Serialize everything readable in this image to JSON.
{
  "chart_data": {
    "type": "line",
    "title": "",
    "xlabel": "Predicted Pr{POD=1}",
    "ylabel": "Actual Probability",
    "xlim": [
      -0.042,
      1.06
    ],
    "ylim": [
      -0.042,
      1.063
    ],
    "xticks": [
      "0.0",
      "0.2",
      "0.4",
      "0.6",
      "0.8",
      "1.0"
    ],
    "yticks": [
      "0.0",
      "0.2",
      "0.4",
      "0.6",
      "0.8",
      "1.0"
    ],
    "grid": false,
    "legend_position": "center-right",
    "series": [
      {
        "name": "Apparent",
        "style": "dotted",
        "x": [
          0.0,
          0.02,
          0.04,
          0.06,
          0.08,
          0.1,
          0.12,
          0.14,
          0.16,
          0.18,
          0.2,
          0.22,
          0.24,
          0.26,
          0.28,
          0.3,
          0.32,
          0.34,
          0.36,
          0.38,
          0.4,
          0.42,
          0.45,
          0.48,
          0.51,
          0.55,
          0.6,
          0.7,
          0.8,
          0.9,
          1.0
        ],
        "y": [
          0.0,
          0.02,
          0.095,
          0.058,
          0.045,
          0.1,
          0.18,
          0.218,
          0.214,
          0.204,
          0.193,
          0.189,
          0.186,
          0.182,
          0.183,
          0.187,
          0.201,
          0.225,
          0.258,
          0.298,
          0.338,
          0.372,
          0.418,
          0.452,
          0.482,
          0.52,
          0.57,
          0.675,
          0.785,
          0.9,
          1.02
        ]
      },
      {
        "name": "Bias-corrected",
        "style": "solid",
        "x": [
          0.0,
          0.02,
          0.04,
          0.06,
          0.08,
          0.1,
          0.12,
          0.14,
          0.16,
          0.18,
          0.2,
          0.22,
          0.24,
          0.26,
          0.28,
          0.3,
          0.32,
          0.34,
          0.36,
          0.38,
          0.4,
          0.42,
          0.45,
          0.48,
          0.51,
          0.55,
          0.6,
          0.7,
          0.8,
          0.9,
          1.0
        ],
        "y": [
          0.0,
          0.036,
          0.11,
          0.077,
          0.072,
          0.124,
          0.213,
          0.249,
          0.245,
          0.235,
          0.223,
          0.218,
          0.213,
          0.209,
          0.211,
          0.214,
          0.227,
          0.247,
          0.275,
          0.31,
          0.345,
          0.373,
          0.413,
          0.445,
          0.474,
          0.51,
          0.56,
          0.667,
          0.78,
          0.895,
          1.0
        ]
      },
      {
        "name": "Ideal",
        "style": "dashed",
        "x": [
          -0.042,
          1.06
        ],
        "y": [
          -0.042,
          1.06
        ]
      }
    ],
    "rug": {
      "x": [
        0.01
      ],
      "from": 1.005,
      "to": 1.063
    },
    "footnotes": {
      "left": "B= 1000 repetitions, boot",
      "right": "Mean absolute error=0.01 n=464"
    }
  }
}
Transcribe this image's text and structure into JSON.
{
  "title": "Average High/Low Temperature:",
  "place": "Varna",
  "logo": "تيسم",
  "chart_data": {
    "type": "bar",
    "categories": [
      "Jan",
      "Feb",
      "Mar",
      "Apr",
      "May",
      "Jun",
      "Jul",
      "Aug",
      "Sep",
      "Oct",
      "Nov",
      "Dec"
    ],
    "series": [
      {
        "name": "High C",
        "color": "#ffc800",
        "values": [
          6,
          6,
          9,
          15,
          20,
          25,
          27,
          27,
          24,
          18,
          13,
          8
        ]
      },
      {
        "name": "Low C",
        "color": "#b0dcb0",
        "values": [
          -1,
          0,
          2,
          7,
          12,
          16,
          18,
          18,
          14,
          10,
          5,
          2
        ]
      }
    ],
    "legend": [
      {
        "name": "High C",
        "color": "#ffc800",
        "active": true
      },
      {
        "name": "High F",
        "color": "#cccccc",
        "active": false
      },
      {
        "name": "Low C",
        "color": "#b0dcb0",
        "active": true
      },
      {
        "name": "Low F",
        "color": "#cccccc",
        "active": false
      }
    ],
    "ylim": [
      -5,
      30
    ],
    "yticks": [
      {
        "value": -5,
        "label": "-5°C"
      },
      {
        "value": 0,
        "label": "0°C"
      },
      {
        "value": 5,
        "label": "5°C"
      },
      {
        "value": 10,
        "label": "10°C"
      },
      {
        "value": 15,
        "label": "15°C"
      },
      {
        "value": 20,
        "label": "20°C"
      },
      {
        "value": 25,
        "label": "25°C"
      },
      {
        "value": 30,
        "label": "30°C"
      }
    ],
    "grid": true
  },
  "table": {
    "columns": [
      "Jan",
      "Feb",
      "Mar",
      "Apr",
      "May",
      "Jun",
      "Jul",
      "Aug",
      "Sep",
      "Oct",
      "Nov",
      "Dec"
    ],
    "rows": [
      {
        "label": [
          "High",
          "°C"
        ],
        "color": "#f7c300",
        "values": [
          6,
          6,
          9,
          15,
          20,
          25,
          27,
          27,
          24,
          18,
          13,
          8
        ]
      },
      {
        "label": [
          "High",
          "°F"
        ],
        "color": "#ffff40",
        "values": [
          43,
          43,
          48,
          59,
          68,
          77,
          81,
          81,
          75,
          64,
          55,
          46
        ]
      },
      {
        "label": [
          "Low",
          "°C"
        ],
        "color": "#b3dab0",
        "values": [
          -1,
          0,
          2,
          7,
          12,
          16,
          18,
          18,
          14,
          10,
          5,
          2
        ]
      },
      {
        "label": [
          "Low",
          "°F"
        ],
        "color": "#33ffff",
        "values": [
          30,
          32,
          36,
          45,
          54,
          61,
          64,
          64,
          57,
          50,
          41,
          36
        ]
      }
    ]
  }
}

━━━━━━━━━━━━━━━━━━━━

*Set problem*: Write the material out again word for word.

*Correct response*:
Serialize everything readable in this image to JSON.
{
  "chart_data": {
    "type": "line",
    "title": "",
    "xlabel": "Predicted Pr{POD=1}",
    "ylabel": "Actual Probability",
    "xlim": [
      -0.042,
      1.06
    ],
    "ylim": [
      -0.042,
      1.063
    ],
    "xticks": [
      "0.0",
      "0.2",
      "0.4",
      "0.6",
      "0.8",
      "1.0"
    ],
    "yticks": [
      "0.0",
      "0.2",
      "0.4",
      "0.6",
      "0.8",
      "1.0"
    ],
    "grid": false,
    "legend_position": "center-right",
    "series": [
      {
        "name": "Apparent",
        "style": "dotted",
        "x": [
          0.0,
          0.02,
          0.04,
          0.06,
          0.08,
          0.1,
          0.12,
          0.14,
          0.16,
          0.18,
          0.2,
          0.22,
          0.24,
          0.26,
          0.28,
          0.3,
          0.32,
          0.34,
          0.36,
          0.38,
          0.4,
          0.42,
          0.45,
          0.48,
          0.51,
          0.55,
          0.6,
          0.7,
          0.8,
          0.9,
          1.0
        ],
        "y": [
          0.0,
          0.02,
          0.095,
          0.058,
          0.045,
          0.1,
          0.18,
          0.218,
          0.214,
          0.204,
          0.193,
          0.189,
          0.186,
          0.182,
          0.183,
          0.187,
          0.201,
          0.225,
          0.258,
          0.298,
          0.338,
          0.372,
          0.418,
          0.452,
          0.482,
          0.52,
          0.57,
          0.675,
          0.785,
          0.9,
          1.02
        ]
      },
      {
        "name": "Bias-corrected",
        "style": "solid",
        "x": [
          0.0,
          0.02,
          0.04,
          0.06,
          0.08,
          0.1,
          0.12,
          0.14,
          0.16,
          0.18,
          0.2,
          0.22,
          0.24,
          0.26,
          0.28,
          0.3,
          0.32,
          0.34,
          0.36,
          0.38,
          0.4,
          0.42,
          0.45,
          0.48,
          0.51,
          0.55,
          0.6,
          0.7,
          0.8,
          0.9,
          1.0
        ],
        "y": [
          0.0,
          0.036,
          0.11,
          0.077,
          0.072,
          0.124,
          0.213,
          0.249,
          0.245,
          0.235,
          0.223,
          0.218,
          0.213,
          0.209,
          0.211,
          0.214,
          0.227,
          0.247,
          0.275,
          0.31,
          0.345,
          0.373,
          0.413,
          0.445,
          0.474,
          0.51,
          0.56,
          0.667,
          0.78,
          0.895,
          1.0
        ]
      },
      {
        "name": "Ideal",
        "style": "dashed",
        "x": [
          -0.042,
          1.06
        ],
        "y": [
          -0.042,
          1.06
        ]
      }
    ],
    "rug": {
      "x": [
        0.01
      ],
      "from": 1.005,
      "to": 1.063
    },
    "footnotes": {
      "left": "B= 1000 repetitions, boot",
      "right": "Mean absolute error=0.01 n=464"
    }
  }
}
Transcribe this image's text and structure into JSON.
{
  "title": "Average High/Low Temperature:",
  "place": "Varna",
  "logo": "تيسم",
  "chart_data": {
    "type": "bar",
    "categories": [
      "Jan",
      "Feb",
      "Mar",
      "Apr",
      "May",
      "Jun",
      "Jul",
      "Aug",
      "Sep",
      "Oct",
      "Nov",
      "Dec"
    ],
    "series": [
      {
        "name": "High C",
        "color": "#ffc800",
        "values": [
          6,
          6,
          9,
          15,
          20,
          25,
          27,
          27,
          24,
          18,
          13,
          8
        ]
      },
      {
        "name": "Low C",
        "color": "#b0dcb0",
        "values": [
          -1,
          0,
          2,
          7,
          12,
          16,
          18,
          18,
          14,
          10,
          5,
          2
        ]
      }
    ],
    "legend": [
      {
        "name": "High C",
        "color": "#ffc800",
        "active": true
      },
      {
        "name": "High F",
        "color": "#cccccc",
        "active": false
      },
      {
        "name": "Low C",
        "color": "#b0dcb0",
        "active": true
      },
      {
        "name": "Low F",
        "color": "#cccccc",
        "active": false
      }
    ],
    "ylim": [
      -5,
      30
    ],
    "yticks": [
      {
        "value": -5,
        "label": "-5°C"
      },
      {
        "value": 0,
        "label": "0°C"
      },
      {
        "value": 5,
        "label": "5°C"
      },
      {
        "value": 10,
        "label": "10°C"
      },
      {
        "value": 15,
        "label": "15°C"
      },
      {
        "value": 20,
        "label": "20°C"
      },
      {
        "value": 25,
        "label": "25°C"
      },
      {
        "value": 30,
        "label": "30°C"
      }
    ],
    "grid": true
  },
  "table": {
    "columns": [
      "Jan",
      "Feb",
      "Mar",
      "Apr",
      "May",
      "Jun",
      "Jul",
      "Aug",
      "Sep",
      "Oct",
      "Nov",
      "Dec"
    ],
    "rows": [
      {
        "label": [
          "High",
          "°C"
        ],
        "color": "#f7c300",
        "values": [
          6,
          6,
          9,
          15,
          20,
          25,
          27,
          27,
          24,
          18,
          13,
          8
        ]
      },
      {
        "label": [
          "High",
          "°F"
        ],
        "color": "#ffff40",
        "values": [
          43,
          43,
          48,
          59,
          68,
          77,
          81,
          81,
          75,
          64,
          55,
          46
        ]
      },
      {
        "label": [
          "Low",
          "°C"
        ],
        "color": "#b3dab0",
        "values": [
          -1,
          0,
          2,
          7,
          12,
          16,
          18,
          18,
          14,
          10,
          5,
          2
        ]
      },
      {
        "label": [
          "Low",
          "°F"
        ],
        "color": "#33ffff",
        "values": [
          30,
          32,
          36,
          45,
          54,
          61,
          64,
          64,
          57,
          50,
          41,
          36
        ]
      }
    ]
  }
}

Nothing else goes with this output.